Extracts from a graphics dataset
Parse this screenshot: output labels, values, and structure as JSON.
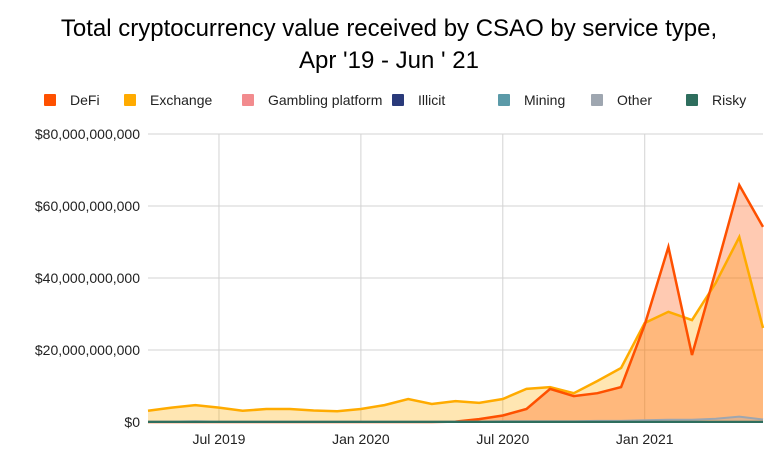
{
  "chart_data": {
    "type": "area",
    "title_line1": "Total cryptocurrency value received by CSAO by service type,",
    "title_line2": "Apr '19 - Jun ' 21",
    "xlabel": "",
    "ylabel": "",
    "ylim": [
      0,
      80000000000
    ],
    "grid": true,
    "legend_position": "top",
    "yticks": [
      {
        "value": 0,
        "label": "$0"
      },
      {
        "value": 20000000000,
        "label": "$20,000,000,000"
      },
      {
        "value": 40000000000,
        "label": "$40,000,000,000"
      },
      {
        "value": 60000000000,
        "label": "$60,000,000,000"
      },
      {
        "value": 80000000000,
        "label": "$80,000,000,000"
      }
    ],
    "xticks": [
      {
        "index": 3,
        "label": "Jul 2019"
      },
      {
        "index": 9,
        "label": "Jan 2020"
      },
      {
        "index": 15,
        "label": "Jul 2020"
      },
      {
        "index": 21,
        "label": "Jan 2021"
      }
    ],
    "x": [
      "Apr 2019",
      "May 2019",
      "Jun 2019",
      "Jul 2019",
      "Aug 2019",
      "Sep 2019",
      "Oct 2019",
      "Nov 2019",
      "Dec 2019",
      "Jan 2020",
      "Feb 2020",
      "Mar 2020",
      "Apr 2020",
      "May 2020",
      "Jun 2020",
      "Jul 2020",
      "Aug 2020",
      "Sep 2020",
      "Oct 2020",
      "Nov 2020",
      "Dec 2020",
      "Jan 2021",
      "Feb 2021",
      "Mar 2021",
      "Apr 2021",
      "May 2021",
      "Jun 2021"
    ],
    "series": [
      {
        "name": "DeFi",
        "color": "#fe5000",
        "fill": "#fec7b0",
        "values": [
          0,
          0,
          0,
          0,
          0,
          0,
          0,
          0,
          0,
          0,
          0,
          0,
          0,
          0.1,
          0.8,
          1.8,
          3.6,
          9.2,
          7.2,
          8.0,
          9.7,
          27.0,
          48.6,
          18.6,
          42.0,
          65.8,
          54.2
        ]
      },
      {
        "name": "Exchange",
        "color": "#ffab00",
        "fill": "#ffe3ae",
        "values": [
          3.1,
          4.0,
          4.7,
          4.0,
          3.1,
          3.6,
          3.6,
          3.2,
          3.0,
          3.6,
          4.7,
          6.4,
          5.0,
          5.8,
          5.3,
          6.4,
          9.2,
          9.7,
          8.0,
          11.4,
          15.0,
          27.5,
          30.6,
          28.3,
          38.6,
          51.4,
          26.1
        ]
      },
      {
        "name": "Gambling platform",
        "color": "#f28b8e",
        "fill": "#f9c5c6",
        "values": [
          0,
          0,
          0,
          0,
          0,
          0,
          0,
          0,
          0,
          0,
          0,
          0,
          0,
          0,
          0,
          0,
          0,
          0,
          0,
          0,
          0,
          0,
          0,
          0,
          0,
          0,
          0
        ]
      },
      {
        "name": "Illicit",
        "color": "#2a3a7a",
        "fill": "#a9b0cb",
        "values": [
          0,
          0,
          0,
          0,
          0,
          0,
          0,
          0,
          0,
          0,
          0,
          0,
          0,
          0,
          0,
          0,
          0,
          0,
          0,
          0,
          0,
          0,
          0,
          0,
          0,
          0,
          0
        ]
      },
      {
        "name": "Mining",
        "color": "#5b9aa8",
        "fill": "#bdd7dc",
        "values": [
          0,
          0,
          0,
          0,
          0,
          0,
          0,
          0,
          0,
          0,
          0,
          0,
          0,
          0,
          0,
          0,
          0,
          0,
          0,
          0,
          0,
          0,
          0,
          0,
          0,
          0,
          0
        ]
      },
      {
        "name": "Other",
        "color": "#9ea6b0",
        "fill": "#d8dbdf",
        "values": [
          0.1,
          0.1,
          0.2,
          0.1,
          0.1,
          0.1,
          0.1,
          0.1,
          0.1,
          0.1,
          0.1,
          0.1,
          0.1,
          0.1,
          0.1,
          0.2,
          0.2,
          0.2,
          0.2,
          0.3,
          0.3,
          0.5,
          0.6,
          0.6,
          0.9,
          1.5,
          0.7
        ]
      },
      {
        "name": "Risky",
        "color": "#2e6e5e",
        "fill": "#a8c7bf",
        "values": [
          0.05,
          0.05,
          0.05,
          0.05,
          0.05,
          0.05,
          0.05,
          0.05,
          0.05,
          0.05,
          0.05,
          0.05,
          0.05,
          0.05,
          0.05,
          0.05,
          0.05,
          0.05,
          0.05,
          0.05,
          0.05,
          0.05,
          0.05,
          0.05,
          0.05,
          0.05,
          0.05
        ]
      }
    ],
    "value_unit": "billion USD"
  }
}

• [TASK DESCRIPTION] Scan the listing above and identify each line holding the string "fill"; copy every such line.

• [EXPECTED OUTPUT]
        "fill": "#fec7b0",
        "fill": "#ffe3ae",
        "fill": "#f9c5c6",
        "fill": "#a9b0cb",
        "fill": "#bdd7dc",
        "fill": "#d8dbdf",
        "fill": "#a8c7bf",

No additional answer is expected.